**WORK TO COMPLETE:**
Collect every line of the records below that contains the word "Help".

[start]

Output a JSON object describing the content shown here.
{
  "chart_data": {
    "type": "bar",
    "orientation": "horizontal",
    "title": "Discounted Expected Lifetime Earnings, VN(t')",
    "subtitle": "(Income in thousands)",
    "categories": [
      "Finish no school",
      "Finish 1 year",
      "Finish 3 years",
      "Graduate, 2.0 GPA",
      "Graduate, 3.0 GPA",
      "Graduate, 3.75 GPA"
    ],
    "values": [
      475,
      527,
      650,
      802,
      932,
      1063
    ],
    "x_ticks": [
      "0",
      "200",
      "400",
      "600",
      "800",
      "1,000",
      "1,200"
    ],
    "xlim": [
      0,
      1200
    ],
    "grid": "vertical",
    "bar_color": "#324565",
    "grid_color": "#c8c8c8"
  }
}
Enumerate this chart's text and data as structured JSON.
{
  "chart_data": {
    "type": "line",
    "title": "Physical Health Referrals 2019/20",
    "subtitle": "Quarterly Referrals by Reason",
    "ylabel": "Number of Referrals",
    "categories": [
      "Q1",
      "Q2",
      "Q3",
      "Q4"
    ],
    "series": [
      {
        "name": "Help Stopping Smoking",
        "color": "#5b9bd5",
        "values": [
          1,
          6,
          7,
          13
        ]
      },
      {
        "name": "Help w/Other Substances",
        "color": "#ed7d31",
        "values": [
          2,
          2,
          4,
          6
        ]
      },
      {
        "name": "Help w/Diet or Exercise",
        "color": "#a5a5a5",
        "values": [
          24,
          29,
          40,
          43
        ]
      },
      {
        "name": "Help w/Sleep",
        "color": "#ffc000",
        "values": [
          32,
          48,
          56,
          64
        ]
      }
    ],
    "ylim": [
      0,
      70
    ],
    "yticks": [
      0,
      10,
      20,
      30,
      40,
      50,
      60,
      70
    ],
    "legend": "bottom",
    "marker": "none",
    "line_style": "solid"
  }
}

[end]

**EXPECTED ANSWER:**
        "name": "Help Stopping Smoking",
        "name": "Help w/Other Substances",
        "name": "Help w/Diet or Exercise",
        "name": "Help w/Sleep",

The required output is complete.